■ RICHIESTA SCRITTA 1: Ripeta senza alcuna modifica le righe dei record a partire dall'inizio dei record e fino alla riga che contiene "contour-islet xyxy=(549,238,562,246)", comprese entrambe le estremità.

Si impone una visione ideologica e culturale di destra radicale, parte di origine Lega e fatta propria dal Movimento 5 Stelle -pensiamo all’immigrazione- e parte patrimonio comune, in relazione ad esempio alla concezione delle Istituzioni.

Della politica fiscale si è detto molto. Salvini ottiene l’introduzione della cosiddetta ‘flat tax’ ossia una riduzione delle aliquote fiscali a due, la prima al 15 per cento per i redditi più bassi, la seconda al 20 per cento. E’ una misura iniqua, che favorisce i ricchi che pagheranno molte meno tasse di oggi, e penalizza i poveri, che avranno vantaggi marginali e rischiano di vedersi smantellati i servizi che con quelle tasse sono finanziati. I ricchi vincono, i poveri perdono.

Altri capitoli del programma delineano una impostazione autoritaria e razzista.

Gli immigrati sono discriminati rispetto agli italiani. Non avranno diritto alle misure di sostegno al reddito. Il cosiddetto ‘reddito di cittadinanza’ e che in realtà è un sussidio di disoccupazione è riservato agli italiani. Lo stesso vale per le integrazioni alle pensioni più basse. E gli asili nido gratuiti? Solo per le famiglie italiane. Sottolineato italiane, sottolineato famiglie.

Passa il ‘prima gli italiani’ di Salvini e il Movimento 5 Stelle lo accetta.

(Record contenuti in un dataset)

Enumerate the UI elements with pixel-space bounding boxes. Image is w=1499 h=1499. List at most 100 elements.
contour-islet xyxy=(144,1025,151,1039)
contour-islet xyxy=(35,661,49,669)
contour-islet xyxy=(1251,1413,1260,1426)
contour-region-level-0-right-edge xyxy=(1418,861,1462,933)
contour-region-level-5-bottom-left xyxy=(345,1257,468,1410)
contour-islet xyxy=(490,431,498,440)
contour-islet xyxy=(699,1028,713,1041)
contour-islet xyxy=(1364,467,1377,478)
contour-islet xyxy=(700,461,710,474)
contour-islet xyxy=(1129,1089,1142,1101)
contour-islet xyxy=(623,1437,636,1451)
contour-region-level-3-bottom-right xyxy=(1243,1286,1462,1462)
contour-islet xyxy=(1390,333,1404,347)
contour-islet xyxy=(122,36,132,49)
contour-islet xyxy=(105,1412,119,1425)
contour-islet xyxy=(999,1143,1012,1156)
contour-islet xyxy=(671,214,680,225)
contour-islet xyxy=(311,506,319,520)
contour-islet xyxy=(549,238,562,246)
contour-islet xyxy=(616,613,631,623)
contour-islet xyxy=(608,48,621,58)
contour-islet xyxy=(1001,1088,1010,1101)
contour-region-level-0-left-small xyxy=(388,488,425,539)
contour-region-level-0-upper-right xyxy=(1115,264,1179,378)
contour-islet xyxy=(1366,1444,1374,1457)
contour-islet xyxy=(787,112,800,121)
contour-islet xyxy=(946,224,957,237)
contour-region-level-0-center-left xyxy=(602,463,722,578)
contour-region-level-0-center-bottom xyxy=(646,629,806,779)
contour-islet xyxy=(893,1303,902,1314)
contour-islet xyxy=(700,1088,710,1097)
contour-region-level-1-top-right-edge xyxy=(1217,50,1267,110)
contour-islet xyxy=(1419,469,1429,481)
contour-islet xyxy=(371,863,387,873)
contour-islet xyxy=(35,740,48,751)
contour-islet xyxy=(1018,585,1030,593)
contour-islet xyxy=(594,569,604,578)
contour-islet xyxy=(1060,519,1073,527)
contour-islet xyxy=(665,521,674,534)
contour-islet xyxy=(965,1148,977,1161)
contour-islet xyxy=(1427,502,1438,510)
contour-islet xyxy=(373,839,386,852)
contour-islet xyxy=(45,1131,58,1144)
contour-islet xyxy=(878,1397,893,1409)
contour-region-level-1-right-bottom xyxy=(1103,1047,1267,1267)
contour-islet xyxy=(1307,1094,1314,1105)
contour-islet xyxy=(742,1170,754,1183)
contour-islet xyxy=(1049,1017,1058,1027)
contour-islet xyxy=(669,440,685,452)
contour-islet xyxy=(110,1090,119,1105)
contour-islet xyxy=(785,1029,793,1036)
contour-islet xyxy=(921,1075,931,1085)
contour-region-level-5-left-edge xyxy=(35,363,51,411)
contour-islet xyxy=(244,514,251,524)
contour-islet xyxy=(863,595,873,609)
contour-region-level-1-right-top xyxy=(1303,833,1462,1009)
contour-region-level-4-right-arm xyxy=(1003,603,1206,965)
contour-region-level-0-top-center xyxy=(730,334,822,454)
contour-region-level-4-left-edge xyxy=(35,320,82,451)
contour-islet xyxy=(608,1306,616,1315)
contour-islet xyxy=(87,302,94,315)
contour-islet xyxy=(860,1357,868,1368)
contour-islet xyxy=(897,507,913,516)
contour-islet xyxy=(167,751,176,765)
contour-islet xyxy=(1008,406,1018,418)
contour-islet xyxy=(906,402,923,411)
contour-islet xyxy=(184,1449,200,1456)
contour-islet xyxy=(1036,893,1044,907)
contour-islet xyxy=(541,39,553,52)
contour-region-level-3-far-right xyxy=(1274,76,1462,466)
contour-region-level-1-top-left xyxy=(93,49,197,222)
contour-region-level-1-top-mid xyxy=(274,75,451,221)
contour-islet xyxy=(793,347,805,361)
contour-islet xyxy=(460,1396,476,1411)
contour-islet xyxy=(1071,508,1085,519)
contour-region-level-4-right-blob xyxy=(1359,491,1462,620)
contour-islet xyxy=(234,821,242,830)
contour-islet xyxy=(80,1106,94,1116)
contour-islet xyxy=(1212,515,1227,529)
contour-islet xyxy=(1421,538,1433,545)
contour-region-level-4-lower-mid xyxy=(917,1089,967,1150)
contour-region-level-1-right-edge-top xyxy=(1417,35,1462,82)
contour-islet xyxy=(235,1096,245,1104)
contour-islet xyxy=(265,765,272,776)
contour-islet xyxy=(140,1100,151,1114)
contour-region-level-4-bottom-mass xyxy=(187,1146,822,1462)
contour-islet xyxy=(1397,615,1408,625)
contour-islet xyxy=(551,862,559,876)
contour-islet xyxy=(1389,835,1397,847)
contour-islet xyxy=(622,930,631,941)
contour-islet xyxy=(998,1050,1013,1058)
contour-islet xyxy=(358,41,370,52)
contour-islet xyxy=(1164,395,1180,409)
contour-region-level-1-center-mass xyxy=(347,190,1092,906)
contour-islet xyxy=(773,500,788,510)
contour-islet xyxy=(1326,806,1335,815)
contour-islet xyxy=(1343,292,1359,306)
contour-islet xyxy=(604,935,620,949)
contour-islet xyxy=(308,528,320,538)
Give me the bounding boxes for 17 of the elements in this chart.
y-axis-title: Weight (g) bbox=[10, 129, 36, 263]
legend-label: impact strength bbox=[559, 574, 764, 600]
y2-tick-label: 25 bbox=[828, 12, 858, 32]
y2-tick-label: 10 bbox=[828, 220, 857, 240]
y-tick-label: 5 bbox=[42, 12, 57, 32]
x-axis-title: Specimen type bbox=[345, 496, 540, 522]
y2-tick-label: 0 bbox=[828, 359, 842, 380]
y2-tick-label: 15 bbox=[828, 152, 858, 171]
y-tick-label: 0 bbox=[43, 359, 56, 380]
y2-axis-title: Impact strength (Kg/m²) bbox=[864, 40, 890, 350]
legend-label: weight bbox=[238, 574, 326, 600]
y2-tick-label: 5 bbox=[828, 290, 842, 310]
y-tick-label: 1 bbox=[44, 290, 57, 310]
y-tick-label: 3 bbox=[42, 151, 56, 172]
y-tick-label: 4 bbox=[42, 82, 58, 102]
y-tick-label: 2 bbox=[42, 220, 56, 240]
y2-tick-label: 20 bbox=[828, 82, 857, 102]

■ RICHIESTA SCRITTA 2:
Stabilisca se ciascuna delle seguenti affermazioni concorda con il testo sul programma della Lega e del Movimento 5 Stelle. Risponda sì o no e citi testualmente le parole decisive del testo.
(a) La flat tax riduce le aliquote fiscali a due, al 15 e al 20 per cento.
(b) Gli asili nido gratuiti spettano a tutte le famiglie, senza distinzione di nazionalità.
(c) Il Movimento 5 Stelle respinge il "prima gli italiani" di Salvini.

■ SOLUZIONE DEL COMPITO 1:
Enumerate the UI elements with pixel-space bounding boxes. Image is w=1499 h=1499. List at most 100 elements.
contour-islet xyxy=(144,1025,151,1039)
contour-islet xyxy=(35,661,49,669)
contour-islet xyxy=(1251,1413,1260,1426)
contour-region-level-0-right-edge xyxy=(1418,861,1462,933)
contour-region-level-5-bottom-left xyxy=(345,1257,468,1410)
contour-islet xyxy=(490,431,498,440)
contour-islet xyxy=(699,1028,713,1041)
contour-islet xyxy=(1364,467,1377,478)
contour-islet xyxy=(700,461,710,474)
contour-islet xyxy=(1129,1089,1142,1101)
contour-islet xyxy=(623,1437,636,1451)
contour-region-level-3-bottom-right xyxy=(1243,1286,1462,1462)
contour-islet xyxy=(1390,333,1404,347)
contour-islet xyxy=(122,36,132,49)
contour-islet xyxy=(105,1412,119,1425)
contour-islet xyxy=(999,1143,1012,1156)
contour-islet xyxy=(671,214,680,225)
contour-islet xyxy=(311,506,319,520)
contour-islet xyxy=(549,238,562,246)

■ SOLUZIONE DEL COMPITO 2:
(a) Sì: «una riduzione delle aliquote fiscali a due, la prima al 15 per cento per i redditi più bassi, la seconda al 20 per cento».
(b) No: «E gli asili nido gratuiti? Solo per le famiglie italiane.»
(c) No: «Passa il ‘prima gli italiani’ di Salvini e il Movimento 5 Stelle lo accetta.»